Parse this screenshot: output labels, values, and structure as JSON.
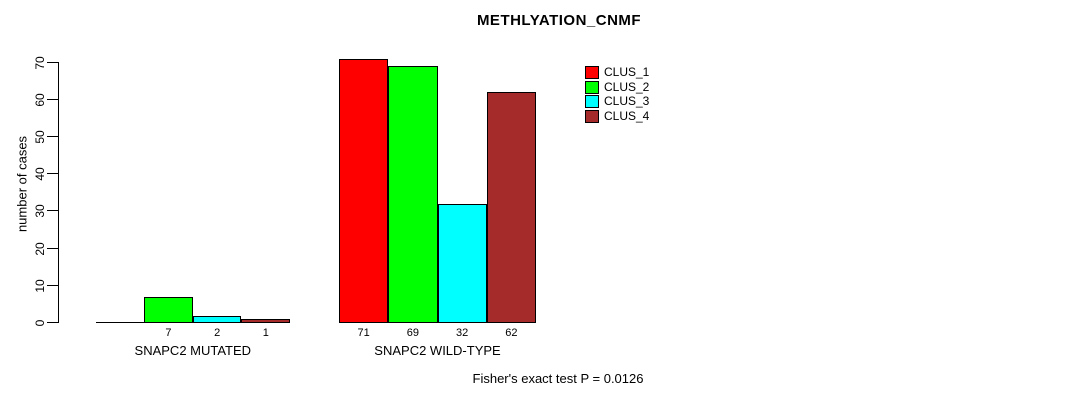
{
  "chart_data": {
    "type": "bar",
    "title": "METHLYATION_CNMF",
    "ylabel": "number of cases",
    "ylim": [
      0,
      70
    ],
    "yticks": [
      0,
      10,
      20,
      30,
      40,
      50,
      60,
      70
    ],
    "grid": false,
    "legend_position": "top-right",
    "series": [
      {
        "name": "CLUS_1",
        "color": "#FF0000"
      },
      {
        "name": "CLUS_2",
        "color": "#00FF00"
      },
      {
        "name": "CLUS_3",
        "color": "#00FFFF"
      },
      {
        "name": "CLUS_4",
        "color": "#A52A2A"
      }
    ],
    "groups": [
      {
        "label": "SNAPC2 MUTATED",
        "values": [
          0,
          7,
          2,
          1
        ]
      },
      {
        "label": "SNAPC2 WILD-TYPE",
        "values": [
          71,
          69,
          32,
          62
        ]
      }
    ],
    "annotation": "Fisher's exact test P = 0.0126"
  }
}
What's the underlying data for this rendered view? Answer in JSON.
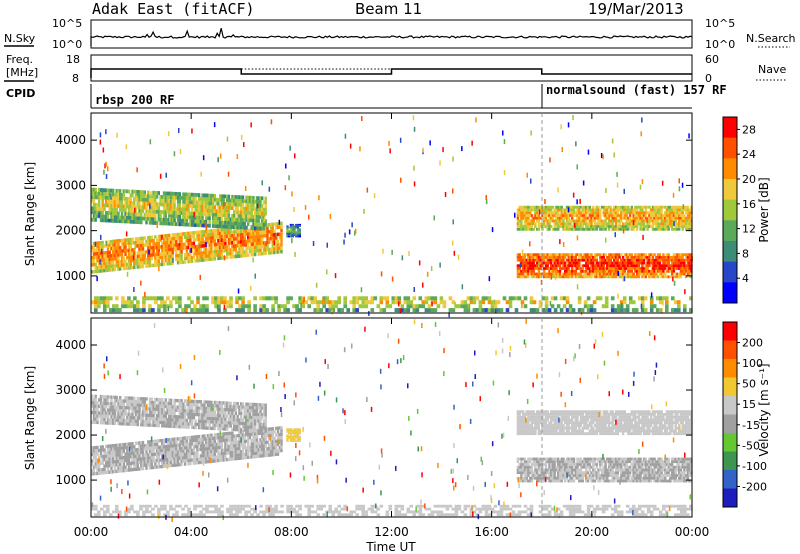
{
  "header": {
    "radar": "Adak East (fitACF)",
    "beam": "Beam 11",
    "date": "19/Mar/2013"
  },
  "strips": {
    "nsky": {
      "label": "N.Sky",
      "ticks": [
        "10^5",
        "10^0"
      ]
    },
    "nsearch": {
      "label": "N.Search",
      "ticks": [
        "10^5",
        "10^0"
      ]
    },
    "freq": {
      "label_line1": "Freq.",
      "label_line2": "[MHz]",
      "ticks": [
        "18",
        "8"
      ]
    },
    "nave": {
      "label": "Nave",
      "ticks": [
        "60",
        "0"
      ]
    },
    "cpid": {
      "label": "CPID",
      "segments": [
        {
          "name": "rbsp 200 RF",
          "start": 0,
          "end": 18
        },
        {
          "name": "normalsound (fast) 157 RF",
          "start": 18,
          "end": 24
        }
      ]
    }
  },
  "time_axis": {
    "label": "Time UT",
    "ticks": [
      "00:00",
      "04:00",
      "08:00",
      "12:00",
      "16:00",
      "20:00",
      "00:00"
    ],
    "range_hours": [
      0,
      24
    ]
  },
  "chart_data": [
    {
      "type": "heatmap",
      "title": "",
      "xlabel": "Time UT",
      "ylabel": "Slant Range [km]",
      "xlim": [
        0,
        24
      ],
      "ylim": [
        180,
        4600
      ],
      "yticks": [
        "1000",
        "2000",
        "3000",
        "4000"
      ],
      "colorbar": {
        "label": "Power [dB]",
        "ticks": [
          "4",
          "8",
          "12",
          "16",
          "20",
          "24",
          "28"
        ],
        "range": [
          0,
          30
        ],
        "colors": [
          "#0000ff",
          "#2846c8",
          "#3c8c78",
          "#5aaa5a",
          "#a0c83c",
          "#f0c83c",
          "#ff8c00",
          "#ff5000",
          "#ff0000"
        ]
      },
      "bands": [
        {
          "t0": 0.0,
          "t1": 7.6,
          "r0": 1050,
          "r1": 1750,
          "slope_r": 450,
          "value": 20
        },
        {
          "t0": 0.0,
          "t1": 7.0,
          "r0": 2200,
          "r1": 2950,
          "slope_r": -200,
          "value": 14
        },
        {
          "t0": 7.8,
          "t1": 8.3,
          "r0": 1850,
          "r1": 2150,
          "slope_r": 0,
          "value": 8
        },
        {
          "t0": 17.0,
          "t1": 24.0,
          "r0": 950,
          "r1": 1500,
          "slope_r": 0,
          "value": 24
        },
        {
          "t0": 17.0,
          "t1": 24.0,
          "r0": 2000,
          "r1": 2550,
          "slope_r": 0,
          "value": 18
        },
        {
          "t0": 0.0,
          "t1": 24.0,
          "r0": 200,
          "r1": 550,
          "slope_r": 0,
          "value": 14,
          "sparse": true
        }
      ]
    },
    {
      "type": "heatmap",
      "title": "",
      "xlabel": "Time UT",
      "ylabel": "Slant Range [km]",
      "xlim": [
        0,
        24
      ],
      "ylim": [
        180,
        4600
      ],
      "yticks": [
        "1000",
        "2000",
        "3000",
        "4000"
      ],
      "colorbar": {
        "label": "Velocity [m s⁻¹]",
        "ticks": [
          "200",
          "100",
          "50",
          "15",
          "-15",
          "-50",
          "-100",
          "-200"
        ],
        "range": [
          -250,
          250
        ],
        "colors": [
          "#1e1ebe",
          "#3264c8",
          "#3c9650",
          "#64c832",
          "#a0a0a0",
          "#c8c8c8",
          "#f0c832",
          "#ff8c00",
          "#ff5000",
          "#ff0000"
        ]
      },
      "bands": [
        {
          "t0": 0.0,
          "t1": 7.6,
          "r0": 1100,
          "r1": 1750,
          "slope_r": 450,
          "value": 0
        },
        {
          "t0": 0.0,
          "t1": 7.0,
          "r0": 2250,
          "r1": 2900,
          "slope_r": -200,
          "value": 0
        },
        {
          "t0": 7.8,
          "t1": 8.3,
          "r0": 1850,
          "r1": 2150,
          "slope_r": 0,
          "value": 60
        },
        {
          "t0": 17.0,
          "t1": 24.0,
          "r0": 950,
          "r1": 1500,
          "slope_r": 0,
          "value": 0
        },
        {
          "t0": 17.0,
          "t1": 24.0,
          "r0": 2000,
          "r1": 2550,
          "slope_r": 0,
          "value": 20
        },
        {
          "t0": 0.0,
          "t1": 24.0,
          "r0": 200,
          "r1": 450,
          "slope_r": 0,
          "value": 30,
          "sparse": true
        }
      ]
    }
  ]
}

=======

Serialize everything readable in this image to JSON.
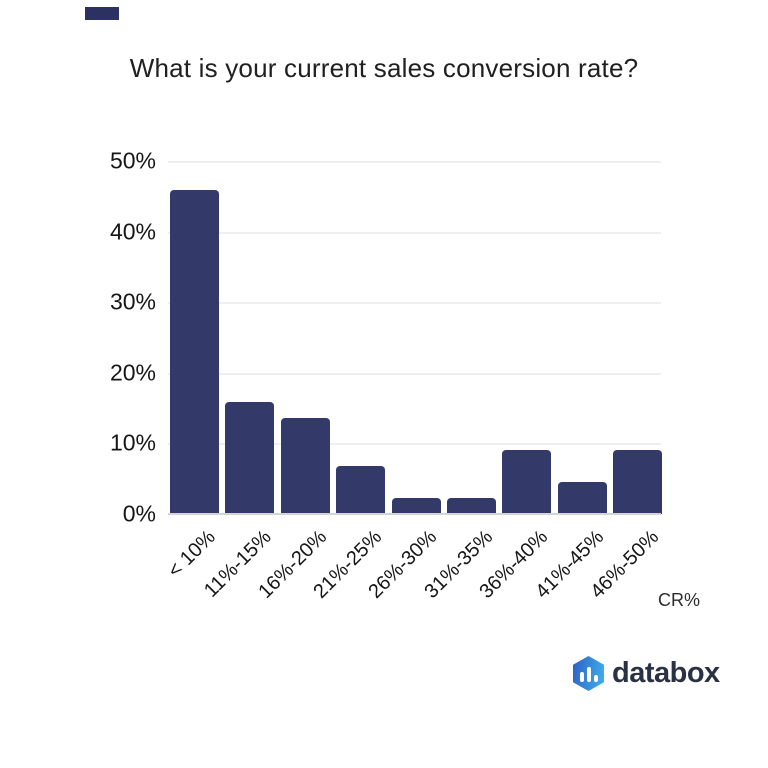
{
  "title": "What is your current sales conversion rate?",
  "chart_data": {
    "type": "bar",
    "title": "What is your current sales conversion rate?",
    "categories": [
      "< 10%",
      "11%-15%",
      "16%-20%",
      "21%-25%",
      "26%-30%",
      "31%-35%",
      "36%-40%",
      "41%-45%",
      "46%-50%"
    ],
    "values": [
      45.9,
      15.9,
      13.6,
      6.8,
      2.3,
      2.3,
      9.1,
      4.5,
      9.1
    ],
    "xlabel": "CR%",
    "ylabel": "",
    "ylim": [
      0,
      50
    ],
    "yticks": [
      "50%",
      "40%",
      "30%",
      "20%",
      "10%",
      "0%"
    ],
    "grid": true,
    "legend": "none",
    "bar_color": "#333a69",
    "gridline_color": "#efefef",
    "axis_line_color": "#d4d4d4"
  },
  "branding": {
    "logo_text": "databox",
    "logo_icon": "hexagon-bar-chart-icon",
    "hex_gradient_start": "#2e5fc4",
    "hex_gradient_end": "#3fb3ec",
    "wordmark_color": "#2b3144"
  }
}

=======

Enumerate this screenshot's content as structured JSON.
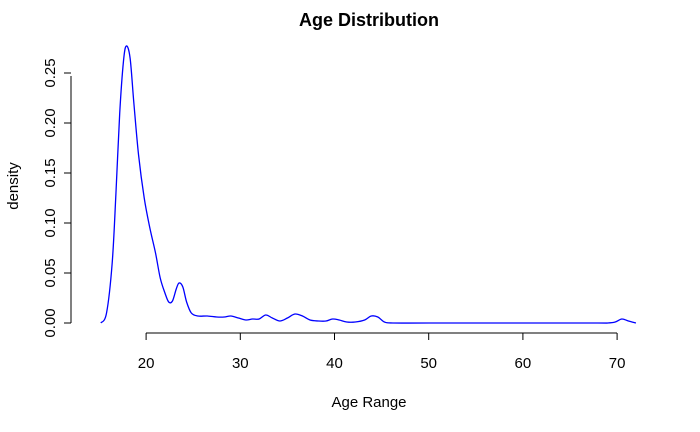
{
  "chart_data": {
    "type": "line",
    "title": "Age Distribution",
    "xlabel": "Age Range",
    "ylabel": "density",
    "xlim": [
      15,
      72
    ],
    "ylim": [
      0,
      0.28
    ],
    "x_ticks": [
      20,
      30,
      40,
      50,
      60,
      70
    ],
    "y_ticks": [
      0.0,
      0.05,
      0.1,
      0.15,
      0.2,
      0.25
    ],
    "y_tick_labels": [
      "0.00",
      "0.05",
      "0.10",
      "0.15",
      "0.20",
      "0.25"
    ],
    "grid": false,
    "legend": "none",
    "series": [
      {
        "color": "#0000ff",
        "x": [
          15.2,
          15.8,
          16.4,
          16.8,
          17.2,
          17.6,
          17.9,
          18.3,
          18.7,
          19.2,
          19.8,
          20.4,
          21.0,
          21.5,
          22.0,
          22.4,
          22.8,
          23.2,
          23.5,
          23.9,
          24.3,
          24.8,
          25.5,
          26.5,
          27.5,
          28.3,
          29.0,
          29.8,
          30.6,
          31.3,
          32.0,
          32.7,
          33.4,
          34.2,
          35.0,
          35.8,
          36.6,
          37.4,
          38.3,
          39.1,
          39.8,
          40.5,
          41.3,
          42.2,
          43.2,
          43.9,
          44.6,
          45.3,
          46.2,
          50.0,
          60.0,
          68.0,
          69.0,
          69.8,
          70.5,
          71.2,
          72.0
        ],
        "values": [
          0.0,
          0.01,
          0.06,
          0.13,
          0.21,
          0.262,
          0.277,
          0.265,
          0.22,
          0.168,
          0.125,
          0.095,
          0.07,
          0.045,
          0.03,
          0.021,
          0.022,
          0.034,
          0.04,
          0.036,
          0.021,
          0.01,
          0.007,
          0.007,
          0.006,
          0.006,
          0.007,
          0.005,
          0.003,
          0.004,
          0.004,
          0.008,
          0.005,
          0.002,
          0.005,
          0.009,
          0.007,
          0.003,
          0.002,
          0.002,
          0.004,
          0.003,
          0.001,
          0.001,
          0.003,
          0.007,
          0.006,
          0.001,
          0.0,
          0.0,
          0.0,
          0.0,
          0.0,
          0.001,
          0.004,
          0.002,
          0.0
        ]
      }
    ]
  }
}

=======

[GIVEN TASK]
Your task is to gather every line with the word "current" and copy it.

[THE COMPLETED TASK]
  "title": "What is your current sales conversion rate?",
    "title": "What is your current sales conversion rate?",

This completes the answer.